= Task brief =
Return each line of the data below verbatim; pictures are to be left out.

Stored entries:
· · · · ·

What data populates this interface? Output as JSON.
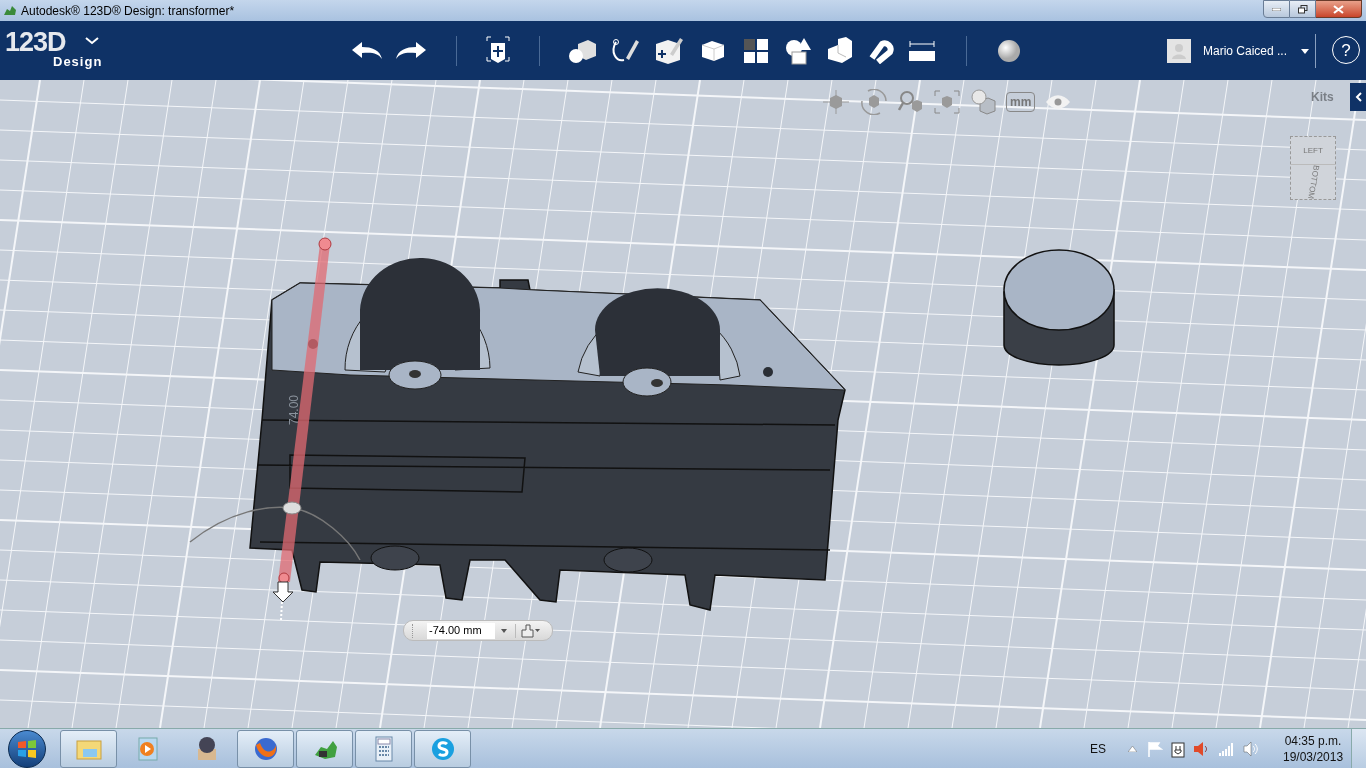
{
  "window": {
    "title": "Autodesk® 123D® Design: transformer*"
  },
  "app_menu": {
    "logo": "123D",
    "subtitle": "Design"
  },
  "toolbar": {
    "user_name": "Mario Caiced ...",
    "help_button": "?"
  },
  "viewport": {
    "kits_label": "Kits",
    "unit_button": "mm",
    "view_cube": {
      "top_face": "LEFT",
      "side_face": "BOTTOM"
    },
    "model_dimension": "74.00",
    "distance_field": {
      "value": "-74.00 mm"
    }
  },
  "taskbar": {
    "items": [
      {
        "kind": "explorer",
        "running": true
      },
      {
        "kind": "media",
        "running": false
      },
      {
        "kind": "package",
        "running": false
      },
      {
        "kind": "browser",
        "running": true
      },
      {
        "kind": "cad",
        "running": true
      },
      {
        "kind": "calculator",
        "running": true
      },
      {
        "kind": "chat",
        "running": true
      }
    ],
    "language": "ES",
    "time": "04:35 p.m.",
    "date": "19/03/2013"
  }
}
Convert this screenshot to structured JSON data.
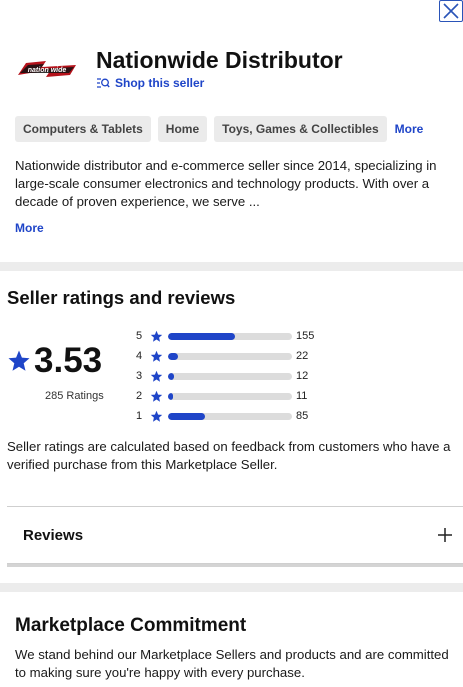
{
  "header": {
    "seller_name": "Nationwide Distributor",
    "shop_link": "Shop this seller",
    "logo_icon": "seller-logo"
  },
  "close_icon": "close-icon",
  "categories": {
    "chips": [
      "Computers & Tablets",
      "Home",
      "Toys, Games & Collectibles"
    ],
    "more_label": "More"
  },
  "description": {
    "text": "Nationwide distributor and e-commerce seller since 2014, specializing in large-scale consumer electronics and technology products. With over a decade of proven experience, we serve ...",
    "more_label": "More"
  },
  "ratings": {
    "title": "Seller ratings and reviews",
    "average": "3.53",
    "count_label": "285 Ratings",
    "breakdown": [
      {
        "stars": "5",
        "count": "155",
        "fraction": 0.54
      },
      {
        "stars": "4",
        "count": "22",
        "fraction": 0.08
      },
      {
        "stars": "3",
        "count": "12",
        "fraction": 0.05
      },
      {
        "stars": "2",
        "count": "11",
        "fraction": 0.04
      },
      {
        "stars": "1",
        "count": "85",
        "fraction": 0.3
      }
    ],
    "note": "Seller ratings are calculated based on feedback from customers who have a verified purchase from this Marketplace Seller.",
    "accent_color": "#1f45c8"
  },
  "reviews": {
    "label": "Reviews",
    "expand_icon": "plus-icon"
  },
  "commitment": {
    "title": "Marketplace Commitment",
    "text": "We stand behind our Marketplace Sellers and products and are committed to making sure you're happy with every purchase."
  }
}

· · · · ·

= Task answer =
What data populates this interface? Output as JSON.
{
  "window": {
    "title": "Autodesk® 123D® Design: transformer*"
  },
  "app_menu": {
    "logo": "123D",
    "subtitle": "Design"
  },
  "toolbar": {
    "user_name": "Mario Caiced ...",
    "help_button": "?"
  },
  "viewport": {
    "kits_label": "Kits",
    "unit_button": "mm",
    "view_cube": {
      "top_face": "LEFT",
      "side_face": "BOTTOM"
    },
    "model_dimension": "74.00",
    "distance_field": {
      "value": "-74.00 mm"
    }
  },
  "taskbar": {
    "items": [
      {
        "kind": "explorer",
        "running": true
      },
      {
        "kind": "media",
        "running": false
      },
      {
        "kind": "package",
        "running": false
      },
      {
        "kind": "browser",
        "running": true
      },
      {
        "kind": "cad",
        "running": true
      },
      {
        "kind": "calculator",
        "running": true
      },
      {
        "kind": "chat",
        "running": true
      }
    ],
    "language": "ES",
    "time": "04:35 p.m.",
    "date": "19/03/2013"
  }
}
Convert this screenshot to structured JSON data.
{
  "header": {
    "seller_name": "Nationwide Distributor",
    "shop_link": "Shop this seller",
    "logo_icon": "seller-logo"
  },
  "close_icon": "close-icon",
  "categories": {
    "chips": [
      "Computers & Tablets",
      "Home",
      "Toys, Games & Collectibles"
    ],
    "more_label": "More"
  },
  "description": {
    "text": "Nationwide distributor and e-commerce seller since 2014, specializing in large-scale consumer electronics and technology products. With over a decade of proven experience, we serve ...",
    "more_label": "More"
  },
  "ratings": {
    "title": "Seller ratings and reviews",
    "average": "3.53",
    "count_label": "285 Ratings",
    "breakdown": [
      {
        "stars": "5",
        "count": "155",
        "fraction": 0.54
      },
      {
        "stars": "4",
        "count": "22",
        "fraction": 0.08
      },
      {
        "stars": "3",
        "count": "12",
        "fraction": 0.05
      },
      {
        "stars": "2",
        "count": "11",
        "fraction": 0.04
      },
      {
        "stars": "1",
        "count": "85",
        "fraction": 0.3
      }
    ],
    "note": "Seller ratings are calculated based on feedback from customers who have a verified purchase from this Marketplace Seller.",
    "accent_color": "#1f45c8"
  },
  "reviews": {
    "label": "Reviews",
    "expand_icon": "plus-icon"
  },
  "commitment": {
    "title": "Marketplace Commitment",
    "text": "We stand behind our Marketplace Sellers and products and are committed to making sure you're happy with every purchase."
  }
}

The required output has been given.